EXERCISE DESCRIPTION:
Reproduce all entries verbatim, with nothing added or dropped.

DATA IN THIS EXERCISE:

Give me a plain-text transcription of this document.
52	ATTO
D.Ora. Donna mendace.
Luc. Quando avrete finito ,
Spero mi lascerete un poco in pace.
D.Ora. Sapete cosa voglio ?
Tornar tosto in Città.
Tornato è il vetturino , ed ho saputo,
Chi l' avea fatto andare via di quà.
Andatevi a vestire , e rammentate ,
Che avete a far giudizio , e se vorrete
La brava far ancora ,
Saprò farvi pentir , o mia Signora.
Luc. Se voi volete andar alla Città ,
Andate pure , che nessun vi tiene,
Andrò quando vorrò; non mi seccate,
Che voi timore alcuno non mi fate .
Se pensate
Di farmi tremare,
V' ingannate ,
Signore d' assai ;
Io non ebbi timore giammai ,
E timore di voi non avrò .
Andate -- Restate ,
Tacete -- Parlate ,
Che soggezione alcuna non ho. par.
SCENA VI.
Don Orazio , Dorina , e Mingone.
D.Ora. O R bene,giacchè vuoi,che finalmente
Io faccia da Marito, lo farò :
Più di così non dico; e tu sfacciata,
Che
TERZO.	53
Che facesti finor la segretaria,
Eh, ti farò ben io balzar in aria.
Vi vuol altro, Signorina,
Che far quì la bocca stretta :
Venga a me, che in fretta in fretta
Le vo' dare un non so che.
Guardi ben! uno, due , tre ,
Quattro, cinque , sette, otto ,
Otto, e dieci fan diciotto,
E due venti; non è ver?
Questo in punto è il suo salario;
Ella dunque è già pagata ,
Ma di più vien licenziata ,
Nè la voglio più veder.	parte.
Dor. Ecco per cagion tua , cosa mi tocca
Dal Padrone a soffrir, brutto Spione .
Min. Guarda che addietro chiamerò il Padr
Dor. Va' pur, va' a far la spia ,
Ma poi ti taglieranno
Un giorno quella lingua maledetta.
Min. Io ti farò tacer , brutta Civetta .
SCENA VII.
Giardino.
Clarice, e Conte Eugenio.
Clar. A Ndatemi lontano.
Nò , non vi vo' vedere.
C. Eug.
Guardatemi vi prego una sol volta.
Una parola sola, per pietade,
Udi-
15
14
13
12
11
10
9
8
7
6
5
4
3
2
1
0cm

ANSWER:
Give me a plain-text transcription of this document.
52	ATTO
D.Ora. Donna mendace.
Luc. Quando avrete finito ,
Spero mi lascerete un poco in pace.
D.Ora. Sapete cosa voglio ?
Tornar tosto in Città.
Tornato è il vetturino , ed ho saputo,
Chi l' avea fatto andare via di quà.
Andatevi a vestire , e rammentate ,
Che avete a far giudizio , e se vorrete
La brava far ancora ,
Saprò farvi pentir , o mia Signora.
Luc. Se voi volete andar alla Città ,
Andate pure , che nessun vi tiene,
Andrò quando vorrò; non mi seccate,
Che voi timore alcuno non mi fate .
Se pensate
Di farmi tremare,
V' ingannate ,
Signore d' assai ;
Io non ebbi timore giammai ,
E timore di voi non avrò .
Andate -- Restate ,
Tacete -- Parlate ,
Che soggezione alcuna non ho. par.
SCENA VI.
Don Orazio , Dorina , e Mingone.
D.Ora. O R bene,giacchè vuoi,che finalmente
Io faccia da Marito, lo farò :
Più di così non dico; e tu sfacciata,
Che
TERZO.	53
Che facesti finor la segretaria,
Eh, ti farò ben io balzar in aria.
Vi vuol altro, Signorina,
Che far quì la bocca stretta :
Venga a me, che in fretta in fretta
Le vo' dare un non so che.
Guardi ben! uno, due , tre ,
Quattro, cinque , sette, otto ,
Otto, e dieci fan diciotto,
E due venti; non è ver?
Questo in punto è il suo salario;
Ella dunque è già pagata ,
Ma di più vien licenziata ,
Nè la voglio più veder.	parte.
Dor. Ecco per cagion tua , cosa mi tocca
Dal Padrone a soffrir, brutto Spione .
Min. Guarda che addietro chiamerò il Padr
Dor. Va' pur, va' a far la spia ,
Ma poi ti taglieranno
Un giorno quella lingua maledetta.
Min. Io ti farò tacer , brutta Civetta .
SCENA VII.
Giardino.
Clarice, e Conte Eugenio.
Clar. A Ndatemi lontano.
Nò , non vi vo' vedere.
C. Eug.
Guardatemi vi prego una sol volta.
Una parola sola, per pietade,
Udi-
15
14
13
12
11
10
9
8
7
6
5
4
3
2
1
0cm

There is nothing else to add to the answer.